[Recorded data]
- - -
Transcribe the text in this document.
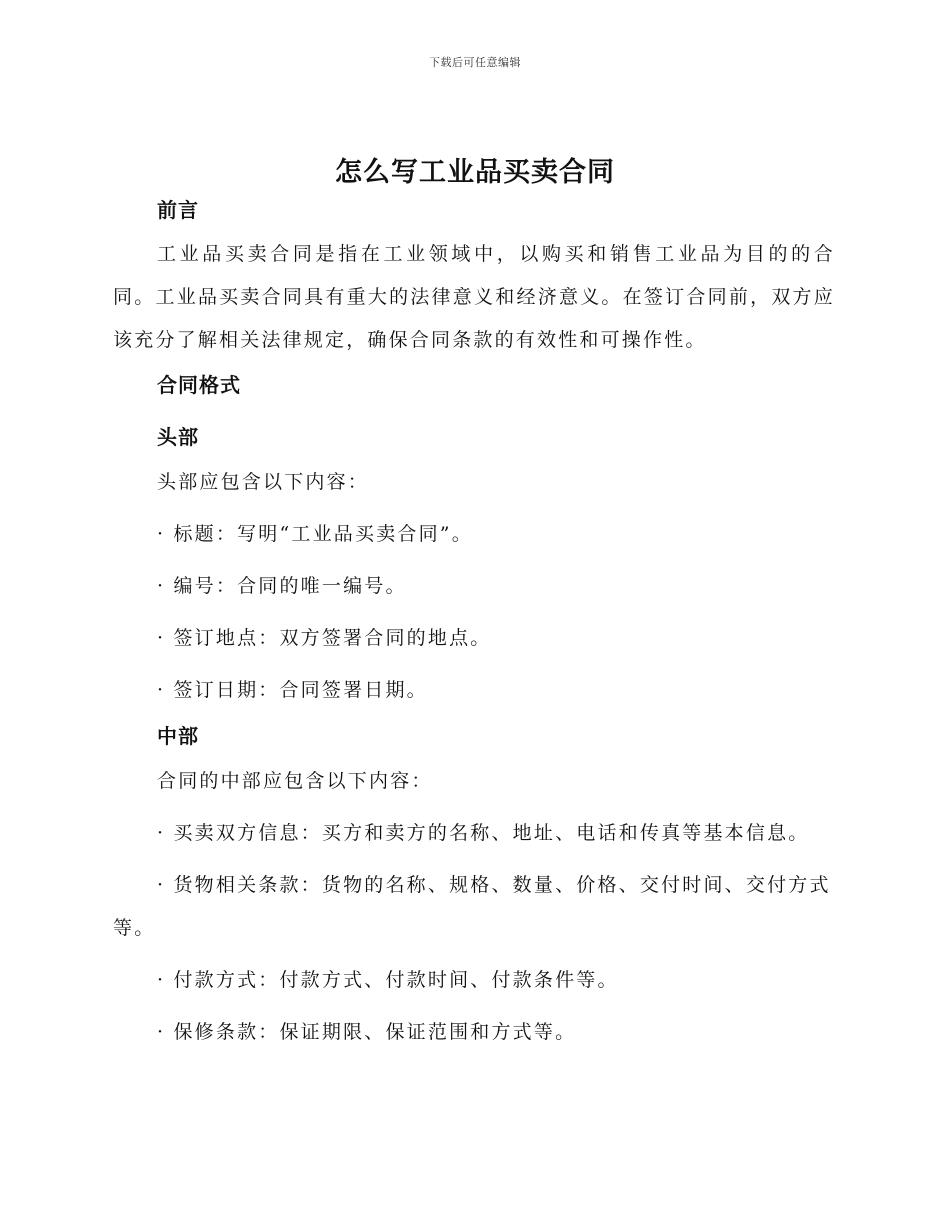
下载后可任意编辑
怎么写工业品买卖合同
前言
工业品买卖合同是指在工业领域中，以购买和销售工业品为目的的合同。工业品买卖合同具有重大的法律意义和经济意义。在签订合同前，双方应该充分了解相关法律规定，确保合同条款的有效性和可操作性。
合同格式
头部
头部应包含以下内容：
· 标题：写明“工业品买卖合同”。
· 编号：合同的唯一编号。
· 签订地点：双方签署合同的地点。
· 签订日期：合同签署日期。
中部
合同的中部应包含以下内容：
· 买卖双方信息：买方和卖方的名称、地址、电话和传真等基本信息。
· 货物相关条款：货物的名称、规格、数量、价格、交付时间、交付方式等。
· 付款方式：付款方式、付款时间、付款条件等。
· 保修条款：保证期限、保证范围和方式等。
- - -
_Your goal_: Transcribe all the lines above exactly, apart from the pictures.

_Solution to this problem_:
Transcribe the text in this document.
下载后可任意编辑
怎么写工业品买卖合同
前言
工业品买卖合同是指在工业领域中，以购买和销售工业品为目的的合同。工业品买卖合同具有重大的法律意义和经济意义。在签订合同前，双方应该充分了解相关法律规定，确保合同条款的有效性和可操作性。
合同格式
头部
头部应包含以下内容：
· 标题：写明“工业品买卖合同”。
· 编号：合同的唯一编号。
· 签订地点：双方签署合同的地点。
· 签订日期：合同签署日期。
中部
合同的中部应包含以下内容：
· 买卖双方信息：买方和卖方的名称、地址、电话和传真等基本信息。
· 货物相关条款：货物的名称、规格、数量、价格、交付时间、交付方式等。
· 付款方式：付款方式、付款时间、付款条件等。
· 保修条款：保证期限、保证范围和方式等。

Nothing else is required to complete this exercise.